### Task requirements:
Make an exact copy of each entry, leaving out every picture.

─── Task data ───

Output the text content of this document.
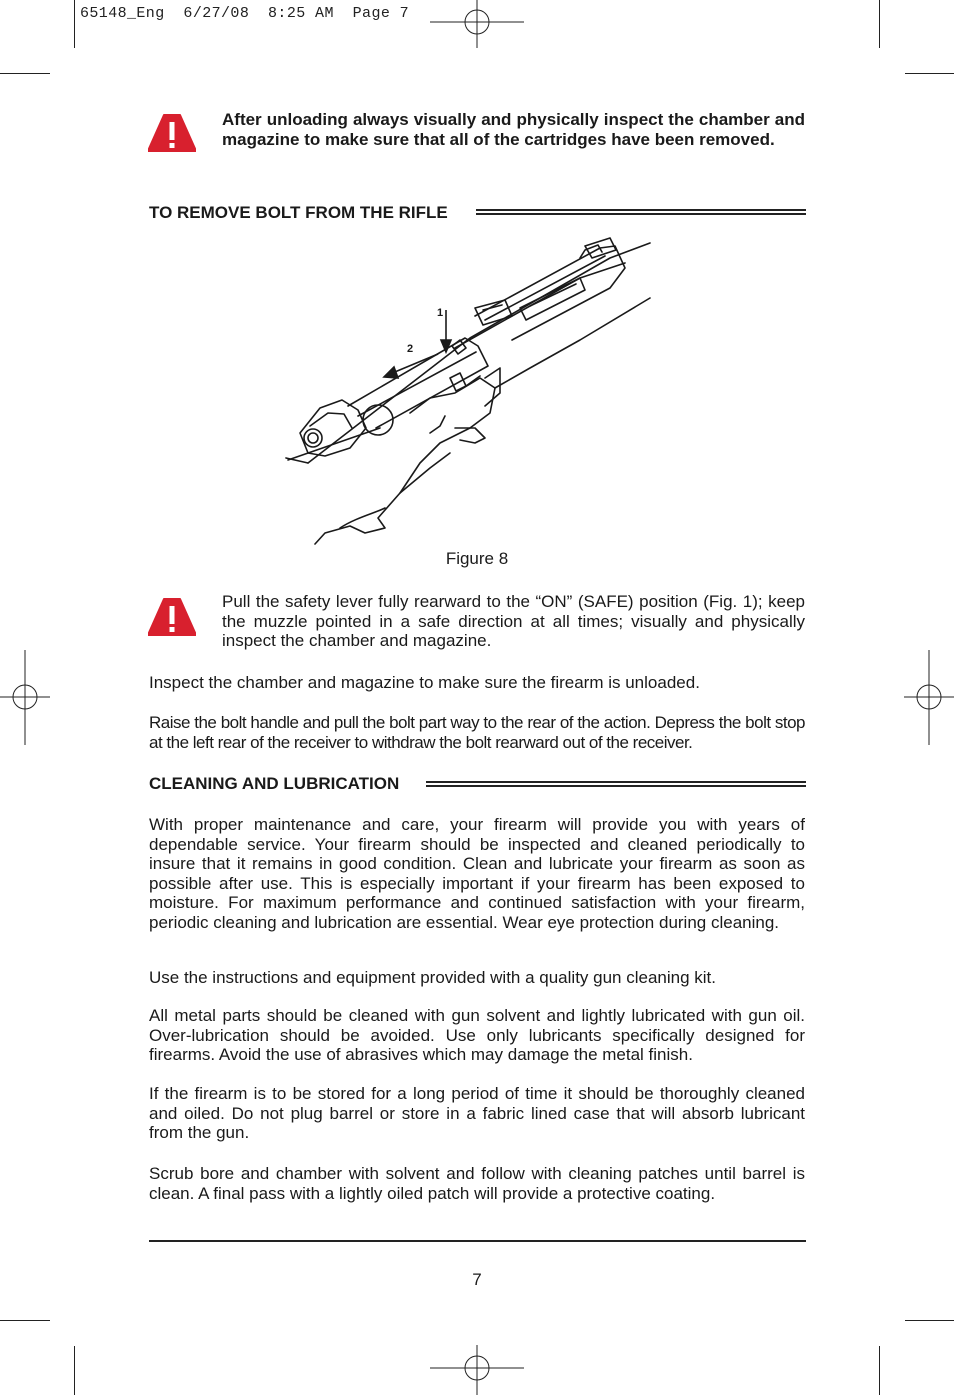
65148_Eng  6/27/08  8:25 AM  Page 7
After unloading always visually and physically inspect the chamber and magazine to make sure that all of the cartridges have been removed.
TO REMOVE BOLT FROM THE RIFLE
1
2
Figure 8
Pull the safety lever fully rearward to the “ON” (SAFE) position (Fig. 1); keep the muzzle pointed in a safe direction at all times; visually and physically inspect the chamber and magazine.
Inspect the chamber and magazine to make sure the firearm is unloaded.
Raise the bolt handle and pull the bolt part way to the rear of the action. Depress the bolt stop at the left rear of the receiver to withdraw the bolt rearward out of the receiver.
CLEANING AND LUBRICATION
With proper maintenance and care, your firearm will provide you with years of dependable service. Your firearm should be inspected and cleaned periodically to insure that it remains in good condition. Clean and lubricate your firearm as soon as possible after use. This is especially important if your firearm has been exposed to moisture. For maximum performance and continued satisfaction with your firearm, periodic cleaning and lubrication are essential. Wear eye protection during cleaning.
Use the instructions and equipment provided with a quality gun cleaning kit.
All metal parts should be cleaned with gun solvent and lightly lubricated with gun oil. Over-lubrication should be avoided. Use only lubricants specifically designed for firearms. Avoid the use of abrasives which may damage the metal finish.
If the firearm is to be stored for a long period of time it should be thoroughly cleaned and oiled. Do not plug barrel or store in a fabric lined case that will absorb lubricant from the gun.
Scrub bore and chamber with solvent and follow with cleaning patches until barrel is clean. A final pass with a lightly oiled patch will provide a protective coating.
7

───

### Task output:
Output the text content of this document.
65148_Eng  6/27/08  8:25 AM  Page 7
After unloading always visually and physically inspect the chamber and magazine to make sure that all of the cartridges have been removed.
TO REMOVE BOLT FROM THE RIFLE
1
2
Figure 8
Pull the safety lever fully rearward to the “ON” (SAFE) position (Fig. 1); keep the muzzle pointed in a safe direction at all times; visually and physically inspect the chamber and magazine.
Inspect the chamber and magazine to make sure the firearm is unloaded.
Raise the bolt handle and pull the bolt part way to the rear of the action. Depress the bolt stop at the left rear of the receiver to withdraw the bolt rearward out of the receiver.
CLEANING AND LUBRICATION
With proper maintenance and care, your firearm will provide you with years of dependable service. Your firearm should be inspected and cleaned periodically to insure that it remains in good condition. Clean and lubricate your firearm as soon as possible after use. This is especially important if your firearm has been exposed to moisture. For maximum performance and continued satisfaction with your firearm, periodic cleaning and lubrication are essential. Wear eye protection during cleaning.
Use the instructions and equipment provided with a quality gun cleaning kit.
All metal parts should be cleaned with gun solvent and lightly lubricated with gun oil. Over-lubrication should be avoided. Use only lubricants specifically designed for firearms. Avoid the use of abrasives which may damage the metal finish.
If the firearm is to be stored for a long period of time it should be thoroughly cleaned and oiled. Do not plug barrel or store in a fabric lined case that will absorb lubricant from the gun.
Scrub bore and chamber with solvent and follow with cleaning patches until barrel is clean. A final pass with a lightly oiled patch will provide a protective coating.
7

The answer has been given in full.